§ **OBJECTIVE**:
Count the lines below that contain the word "приостановления", and report only that number.

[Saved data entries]
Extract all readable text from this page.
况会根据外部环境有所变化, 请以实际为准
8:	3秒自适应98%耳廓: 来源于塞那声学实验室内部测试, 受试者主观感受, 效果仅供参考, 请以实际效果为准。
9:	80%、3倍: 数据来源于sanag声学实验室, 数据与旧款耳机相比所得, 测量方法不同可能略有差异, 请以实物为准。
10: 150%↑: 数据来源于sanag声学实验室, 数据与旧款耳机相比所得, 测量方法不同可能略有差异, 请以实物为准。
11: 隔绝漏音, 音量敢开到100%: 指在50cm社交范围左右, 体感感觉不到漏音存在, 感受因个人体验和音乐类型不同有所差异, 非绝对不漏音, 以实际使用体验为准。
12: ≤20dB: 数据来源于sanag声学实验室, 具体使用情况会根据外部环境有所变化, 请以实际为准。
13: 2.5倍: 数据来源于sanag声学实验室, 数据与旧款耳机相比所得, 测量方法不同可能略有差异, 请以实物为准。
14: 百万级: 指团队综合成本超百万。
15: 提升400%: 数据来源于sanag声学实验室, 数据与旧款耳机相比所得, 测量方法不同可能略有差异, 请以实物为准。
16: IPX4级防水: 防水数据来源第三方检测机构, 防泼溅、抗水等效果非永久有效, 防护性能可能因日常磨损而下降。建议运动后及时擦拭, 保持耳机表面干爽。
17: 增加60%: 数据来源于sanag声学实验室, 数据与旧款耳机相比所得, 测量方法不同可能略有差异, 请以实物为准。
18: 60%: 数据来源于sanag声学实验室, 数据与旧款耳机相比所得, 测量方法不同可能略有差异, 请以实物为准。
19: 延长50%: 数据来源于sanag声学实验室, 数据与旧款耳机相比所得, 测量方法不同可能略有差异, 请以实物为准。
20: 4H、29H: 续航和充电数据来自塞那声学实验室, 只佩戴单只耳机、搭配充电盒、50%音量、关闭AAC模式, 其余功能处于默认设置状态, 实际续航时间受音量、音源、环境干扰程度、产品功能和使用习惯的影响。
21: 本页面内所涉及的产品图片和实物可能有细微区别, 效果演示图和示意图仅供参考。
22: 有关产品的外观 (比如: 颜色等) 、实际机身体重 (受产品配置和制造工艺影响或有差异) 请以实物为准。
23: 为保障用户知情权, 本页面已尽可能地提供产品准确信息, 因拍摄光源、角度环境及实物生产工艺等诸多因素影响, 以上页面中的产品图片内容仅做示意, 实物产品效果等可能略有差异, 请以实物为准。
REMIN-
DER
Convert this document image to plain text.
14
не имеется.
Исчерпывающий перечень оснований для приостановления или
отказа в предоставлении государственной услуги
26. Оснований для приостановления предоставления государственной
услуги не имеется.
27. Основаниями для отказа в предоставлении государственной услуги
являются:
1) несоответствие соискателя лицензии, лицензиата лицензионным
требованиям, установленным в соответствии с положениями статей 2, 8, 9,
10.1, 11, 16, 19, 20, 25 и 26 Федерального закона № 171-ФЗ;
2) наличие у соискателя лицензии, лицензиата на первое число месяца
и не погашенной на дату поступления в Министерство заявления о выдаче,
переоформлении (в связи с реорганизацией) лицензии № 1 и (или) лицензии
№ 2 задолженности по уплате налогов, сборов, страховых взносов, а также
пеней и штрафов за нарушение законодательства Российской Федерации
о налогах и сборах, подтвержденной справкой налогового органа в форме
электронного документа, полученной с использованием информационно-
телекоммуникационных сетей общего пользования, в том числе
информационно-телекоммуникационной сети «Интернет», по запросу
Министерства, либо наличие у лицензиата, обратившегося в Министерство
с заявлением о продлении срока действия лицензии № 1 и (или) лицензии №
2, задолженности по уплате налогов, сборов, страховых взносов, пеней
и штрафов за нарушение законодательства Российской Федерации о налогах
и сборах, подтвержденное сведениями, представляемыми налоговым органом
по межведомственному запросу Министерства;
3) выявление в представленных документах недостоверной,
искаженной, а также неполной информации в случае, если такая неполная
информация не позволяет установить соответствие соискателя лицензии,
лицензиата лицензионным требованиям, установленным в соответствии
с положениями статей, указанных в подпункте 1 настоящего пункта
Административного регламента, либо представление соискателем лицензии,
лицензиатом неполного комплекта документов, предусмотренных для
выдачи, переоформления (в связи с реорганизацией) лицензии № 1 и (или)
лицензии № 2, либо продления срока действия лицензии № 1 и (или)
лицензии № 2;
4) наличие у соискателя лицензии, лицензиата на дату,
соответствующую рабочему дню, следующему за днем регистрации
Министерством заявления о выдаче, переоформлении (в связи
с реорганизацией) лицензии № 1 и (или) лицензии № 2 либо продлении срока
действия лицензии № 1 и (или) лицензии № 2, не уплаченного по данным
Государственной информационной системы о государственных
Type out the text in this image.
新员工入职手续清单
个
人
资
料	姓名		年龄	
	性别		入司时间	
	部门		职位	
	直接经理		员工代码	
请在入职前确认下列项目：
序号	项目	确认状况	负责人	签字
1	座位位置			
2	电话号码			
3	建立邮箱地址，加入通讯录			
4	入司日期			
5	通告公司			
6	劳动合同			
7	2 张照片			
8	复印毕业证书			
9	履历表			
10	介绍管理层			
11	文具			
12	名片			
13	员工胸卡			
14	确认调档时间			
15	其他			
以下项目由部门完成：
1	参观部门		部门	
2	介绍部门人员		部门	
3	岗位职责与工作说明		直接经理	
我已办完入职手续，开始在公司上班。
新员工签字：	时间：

§ **RESPONSE**:
2